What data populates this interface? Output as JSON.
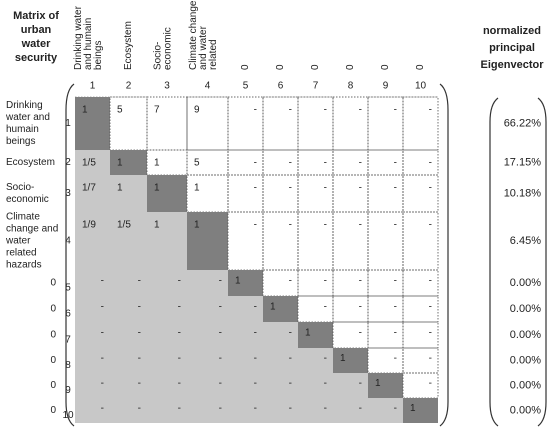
{
  "title": [
    "Matrix of",
    "urban",
    "water",
    "security"
  ],
  "column_headers": [
    [
      "Drinking water",
      "and humain",
      "beings"
    ],
    [
      "Ecosystem"
    ],
    [
      "Socio-",
      "economic"
    ],
    [
      "Climate change",
      "and water",
      "related"
    ],
    [
      "0"
    ],
    [
      "0"
    ],
    [
      "0"
    ],
    [
      "0"
    ],
    [
      "0"
    ],
    [
      "0"
    ]
  ],
  "column_numbers": [
    "1",
    "2",
    "3",
    "4",
    "5",
    "6",
    "7",
    "8",
    "9",
    "10"
  ],
  "row_labels": [
    [
      "Drinking",
      "water and",
      "humain",
      "beings"
    ],
    [
      "Ecosystem"
    ],
    [
      "Socio-",
      "economic"
    ],
    [
      "Climate",
      "change and",
      "water",
      "related",
      "hazards"
    ],
    [
      "0"
    ],
    [
      "0"
    ],
    [
      "0"
    ],
    [
      "0"
    ],
    [
      "0"
    ],
    [
      "0"
    ]
  ],
  "row_numbers": [
    "1",
    "2",
    "3",
    "4",
    "5",
    "6",
    "7",
    "8",
    "9",
    "10"
  ],
  "matrix": [
    [
      "1",
      "5",
      "7",
      "9",
      "-",
      "-",
      "-",
      "-",
      "-",
      "-"
    ],
    [
      "1/5",
      "1",
      "1",
      "5",
      "-",
      "-",
      "-",
      "-",
      "-",
      "-"
    ],
    [
      "1/7",
      "1",
      "1",
      "1",
      "-",
      "-",
      "-",
      "-",
      "-",
      "-"
    ],
    [
      "1/9",
      "1/5",
      "1",
      "1",
      "-",
      "-",
      "-",
      "-",
      "-",
      "-"
    ],
    [
      "-",
      "-",
      "-",
      "-",
      "1",
      "-",
      "-",
      "-",
      "-",
      "-"
    ],
    [
      "-",
      "-",
      "-",
      "-",
      "-",
      "1",
      "-",
      "-",
      "-",
      "-"
    ],
    [
      "-",
      "-",
      "-",
      "-",
      "-",
      "-",
      "1",
      "-",
      "-",
      "-"
    ],
    [
      "-",
      "-",
      "-",
      "-",
      "-",
      "-",
      "-",
      "1",
      "-",
      "-"
    ],
    [
      "-",
      "-",
      "-",
      "-",
      "-",
      "-",
      "-",
      "-",
      "1",
      "-"
    ],
    [
      "-",
      "-",
      "-",
      "-",
      "-",
      "-",
      "-",
      "-",
      "-",
      "1"
    ]
  ],
  "eigenvector_header": [
    "normalized",
    "principal",
    "Eigenvector"
  ],
  "eigenvector": [
    "66.22%",
    "17.15%",
    "10.18%",
    "6.45%",
    "0.00%",
    "0.00%",
    "0.00%",
    "0.00%",
    "0.00%",
    "0.00%"
  ]
}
★ ★ ★ ★ ★ ★ ★
**Exercise goal**
All of the entries above should be duplicated exactly, except for the pictures.

**Answer to this exercise**
What data populates this interface? Output as JSON.
{
  "title": [
    "Matrix of",
    "urban",
    "water",
    "security"
  ],
  "column_headers": [
    [
      "Drinking water",
      "and humain",
      "beings"
    ],
    [
      "Ecosystem"
    ],
    [
      "Socio-",
      "economic"
    ],
    [
      "Climate change",
      "and water",
      "related"
    ],
    [
      "0"
    ],
    [
      "0"
    ],
    [
      "0"
    ],
    [
      "0"
    ],
    [
      "0"
    ],
    [
      "0"
    ]
  ],
  "column_numbers": [
    "1",
    "2",
    "3",
    "4",
    "5",
    "6",
    "7",
    "8",
    "9",
    "10"
  ],
  "row_labels": [
    [
      "Drinking",
      "water and",
      "humain",
      "beings"
    ],
    [
      "Ecosystem"
    ],
    [
      "Socio-",
      "economic"
    ],
    [
      "Climate",
      "change and",
      "water",
      "related",
      "hazards"
    ],
    [
      "0"
    ],
    [
      "0"
    ],
    [
      "0"
    ],
    [
      "0"
    ],
    [
      "0"
    ],
    [
      "0"
    ]
  ],
  "row_numbers": [
    "1",
    "2",
    "3",
    "4",
    "5",
    "6",
    "7",
    "8",
    "9",
    "10"
  ],
  "matrix": [
    [
      "1",
      "5",
      "7",
      "9",
      "-",
      "-",
      "-",
      "-",
      "-",
      "-"
    ],
    [
      "1/5",
      "1",
      "1",
      "5",
      "-",
      "-",
      "-",
      "-",
      "-",
      "-"
    ],
    [
      "1/7",
      "1",
      "1",
      "1",
      "-",
      "-",
      "-",
      "-",
      "-",
      "-"
    ],
    [
      "1/9",
      "1/5",
      "1",
      "1",
      "-",
      "-",
      "-",
      "-",
      "-",
      "-"
    ],
    [
      "-",
      "-",
      "-",
      "-",
      "1",
      "-",
      "-",
      "-",
      "-",
      "-"
    ],
    [
      "-",
      "-",
      "-",
      "-",
      "-",
      "1",
      "-",
      "-",
      "-",
      "-"
    ],
    [
      "-",
      "-",
      "-",
      "-",
      "-",
      "-",
      "1",
      "-",
      "-",
      "-"
    ],
    [
      "-",
      "-",
      "-",
      "-",
      "-",
      "-",
      "-",
      "1",
      "-",
      "-"
    ],
    [
      "-",
      "-",
      "-",
      "-",
      "-",
      "-",
      "-",
      "-",
      "1",
      "-"
    ],
    [
      "-",
      "-",
      "-",
      "-",
      "-",
      "-",
      "-",
      "-",
      "-",
      "1"
    ]
  ],
  "eigenvector_header": [
    "normalized",
    "principal",
    "Eigenvector"
  ],
  "eigenvector": [
    "66.22%",
    "17.15%",
    "10.18%",
    "6.45%",
    "0.00%",
    "0.00%",
    "0.00%",
    "0.00%",
    "0.00%",
    "0.00%"
  ]
}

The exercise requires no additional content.